▶ _Task_
Find each line with the string "Fill" and report it.

▶ _Record set_
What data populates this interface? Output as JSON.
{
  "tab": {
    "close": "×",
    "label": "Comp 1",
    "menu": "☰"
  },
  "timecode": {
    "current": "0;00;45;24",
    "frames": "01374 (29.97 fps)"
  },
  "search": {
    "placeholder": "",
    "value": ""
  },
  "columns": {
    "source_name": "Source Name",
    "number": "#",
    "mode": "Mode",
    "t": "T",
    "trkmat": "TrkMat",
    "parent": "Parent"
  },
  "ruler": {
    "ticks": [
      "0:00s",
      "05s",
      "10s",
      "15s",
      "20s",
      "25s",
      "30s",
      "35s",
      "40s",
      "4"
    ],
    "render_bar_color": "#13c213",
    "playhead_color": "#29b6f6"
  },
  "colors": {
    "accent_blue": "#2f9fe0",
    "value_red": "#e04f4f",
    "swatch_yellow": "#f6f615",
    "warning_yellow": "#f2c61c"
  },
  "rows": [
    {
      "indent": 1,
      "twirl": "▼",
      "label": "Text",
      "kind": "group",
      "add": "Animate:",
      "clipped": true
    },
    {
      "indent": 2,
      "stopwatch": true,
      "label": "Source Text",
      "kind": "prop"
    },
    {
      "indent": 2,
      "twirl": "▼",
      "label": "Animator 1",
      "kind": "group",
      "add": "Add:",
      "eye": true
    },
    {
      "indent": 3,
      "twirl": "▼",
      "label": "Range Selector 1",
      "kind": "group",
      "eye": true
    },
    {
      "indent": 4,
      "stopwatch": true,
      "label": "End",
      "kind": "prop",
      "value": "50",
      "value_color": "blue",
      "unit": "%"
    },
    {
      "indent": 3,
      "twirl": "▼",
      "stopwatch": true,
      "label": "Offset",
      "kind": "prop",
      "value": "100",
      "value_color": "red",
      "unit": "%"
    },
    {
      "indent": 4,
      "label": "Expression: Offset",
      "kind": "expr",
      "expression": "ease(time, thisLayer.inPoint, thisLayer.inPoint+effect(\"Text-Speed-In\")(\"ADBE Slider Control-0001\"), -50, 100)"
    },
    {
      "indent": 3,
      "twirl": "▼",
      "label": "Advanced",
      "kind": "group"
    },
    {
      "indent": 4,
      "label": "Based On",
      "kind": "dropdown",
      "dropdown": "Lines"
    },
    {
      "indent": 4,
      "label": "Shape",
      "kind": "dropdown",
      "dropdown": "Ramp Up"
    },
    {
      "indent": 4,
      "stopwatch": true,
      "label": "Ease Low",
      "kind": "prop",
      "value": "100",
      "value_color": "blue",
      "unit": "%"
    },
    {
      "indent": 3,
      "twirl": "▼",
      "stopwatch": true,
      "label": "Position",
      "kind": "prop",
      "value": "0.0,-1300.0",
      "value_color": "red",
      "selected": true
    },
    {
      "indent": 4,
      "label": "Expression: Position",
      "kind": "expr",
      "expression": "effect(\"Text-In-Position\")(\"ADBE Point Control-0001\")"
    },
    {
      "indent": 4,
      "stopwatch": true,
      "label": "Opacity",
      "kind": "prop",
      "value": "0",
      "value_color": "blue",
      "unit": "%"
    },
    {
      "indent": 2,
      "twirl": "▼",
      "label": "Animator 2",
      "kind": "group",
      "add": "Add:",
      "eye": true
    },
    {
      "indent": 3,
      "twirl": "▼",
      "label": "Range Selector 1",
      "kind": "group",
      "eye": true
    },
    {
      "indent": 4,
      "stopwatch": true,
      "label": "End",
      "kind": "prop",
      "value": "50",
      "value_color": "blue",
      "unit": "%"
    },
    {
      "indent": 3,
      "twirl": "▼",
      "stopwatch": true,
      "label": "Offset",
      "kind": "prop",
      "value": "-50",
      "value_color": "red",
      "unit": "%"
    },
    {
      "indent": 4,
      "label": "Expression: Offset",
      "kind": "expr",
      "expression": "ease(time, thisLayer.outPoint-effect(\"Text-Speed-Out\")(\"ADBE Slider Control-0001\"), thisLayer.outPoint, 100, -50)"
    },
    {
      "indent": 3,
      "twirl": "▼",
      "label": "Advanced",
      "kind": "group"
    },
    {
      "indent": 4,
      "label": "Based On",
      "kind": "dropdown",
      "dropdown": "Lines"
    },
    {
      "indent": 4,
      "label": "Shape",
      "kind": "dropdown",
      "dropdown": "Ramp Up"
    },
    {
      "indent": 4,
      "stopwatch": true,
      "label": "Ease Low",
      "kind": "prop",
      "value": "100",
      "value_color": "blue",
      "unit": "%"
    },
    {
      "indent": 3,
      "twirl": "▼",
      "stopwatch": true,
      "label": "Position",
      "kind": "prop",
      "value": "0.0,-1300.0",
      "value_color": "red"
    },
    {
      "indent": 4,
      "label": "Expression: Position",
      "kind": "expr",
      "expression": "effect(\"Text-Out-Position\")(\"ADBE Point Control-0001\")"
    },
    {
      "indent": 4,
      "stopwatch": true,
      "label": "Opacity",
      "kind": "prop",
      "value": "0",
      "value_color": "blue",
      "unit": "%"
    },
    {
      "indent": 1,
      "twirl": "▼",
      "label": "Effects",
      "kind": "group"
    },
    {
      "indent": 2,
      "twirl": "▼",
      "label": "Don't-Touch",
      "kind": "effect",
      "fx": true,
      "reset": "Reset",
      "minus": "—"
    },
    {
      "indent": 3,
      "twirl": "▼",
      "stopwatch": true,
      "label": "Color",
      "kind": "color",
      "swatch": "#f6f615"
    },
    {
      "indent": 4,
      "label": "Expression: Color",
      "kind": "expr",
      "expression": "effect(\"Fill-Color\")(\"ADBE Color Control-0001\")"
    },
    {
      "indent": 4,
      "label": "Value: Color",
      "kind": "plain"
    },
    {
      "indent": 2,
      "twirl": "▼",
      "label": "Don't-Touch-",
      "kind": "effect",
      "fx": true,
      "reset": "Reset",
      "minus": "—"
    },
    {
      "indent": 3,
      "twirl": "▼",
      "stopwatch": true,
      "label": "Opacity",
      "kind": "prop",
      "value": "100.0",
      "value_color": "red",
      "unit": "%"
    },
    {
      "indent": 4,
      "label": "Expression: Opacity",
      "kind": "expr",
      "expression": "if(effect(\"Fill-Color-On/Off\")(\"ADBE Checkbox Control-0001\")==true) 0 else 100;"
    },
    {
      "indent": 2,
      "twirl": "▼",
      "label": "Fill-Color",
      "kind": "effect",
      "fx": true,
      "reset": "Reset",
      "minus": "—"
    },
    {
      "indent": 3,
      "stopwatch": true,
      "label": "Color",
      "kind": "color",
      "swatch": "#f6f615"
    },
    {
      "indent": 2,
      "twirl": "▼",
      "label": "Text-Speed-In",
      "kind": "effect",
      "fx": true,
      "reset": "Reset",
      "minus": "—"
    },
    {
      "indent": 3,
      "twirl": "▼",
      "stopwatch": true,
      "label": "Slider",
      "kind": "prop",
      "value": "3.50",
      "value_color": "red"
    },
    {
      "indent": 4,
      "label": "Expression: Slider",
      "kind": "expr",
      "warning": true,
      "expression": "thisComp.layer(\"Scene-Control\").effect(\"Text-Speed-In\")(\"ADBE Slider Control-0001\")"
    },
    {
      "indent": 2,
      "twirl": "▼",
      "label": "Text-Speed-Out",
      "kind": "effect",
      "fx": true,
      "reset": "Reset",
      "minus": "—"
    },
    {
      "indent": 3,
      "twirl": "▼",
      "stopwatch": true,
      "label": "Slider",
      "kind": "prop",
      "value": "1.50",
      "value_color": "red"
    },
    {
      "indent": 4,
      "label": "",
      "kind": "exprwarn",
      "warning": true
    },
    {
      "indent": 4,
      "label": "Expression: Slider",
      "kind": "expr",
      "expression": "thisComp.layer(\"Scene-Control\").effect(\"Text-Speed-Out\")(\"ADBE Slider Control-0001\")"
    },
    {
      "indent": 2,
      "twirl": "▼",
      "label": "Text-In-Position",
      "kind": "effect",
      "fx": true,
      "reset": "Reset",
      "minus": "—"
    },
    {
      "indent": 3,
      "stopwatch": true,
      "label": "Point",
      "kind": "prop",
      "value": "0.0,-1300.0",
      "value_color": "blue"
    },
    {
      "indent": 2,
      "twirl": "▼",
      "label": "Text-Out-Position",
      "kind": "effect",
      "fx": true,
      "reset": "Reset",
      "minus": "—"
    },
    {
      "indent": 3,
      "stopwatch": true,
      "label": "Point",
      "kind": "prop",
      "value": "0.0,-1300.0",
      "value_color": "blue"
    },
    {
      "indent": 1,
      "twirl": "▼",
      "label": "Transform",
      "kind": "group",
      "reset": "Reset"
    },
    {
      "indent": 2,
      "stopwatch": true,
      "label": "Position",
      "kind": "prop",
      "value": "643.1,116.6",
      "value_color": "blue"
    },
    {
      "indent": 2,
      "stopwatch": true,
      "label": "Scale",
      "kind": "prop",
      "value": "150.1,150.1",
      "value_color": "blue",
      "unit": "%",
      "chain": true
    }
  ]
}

▶ _Written solution_
      "expression": "effect(\"Fill-Color\")(\"ADBE Color Control-0001\")"
      "expression": "if(effect(\"Fill-Color-On/Off\")(\"ADBE Checkbox Control-0001\")==true) 0 else 100;"
      "label": "Fill-Color",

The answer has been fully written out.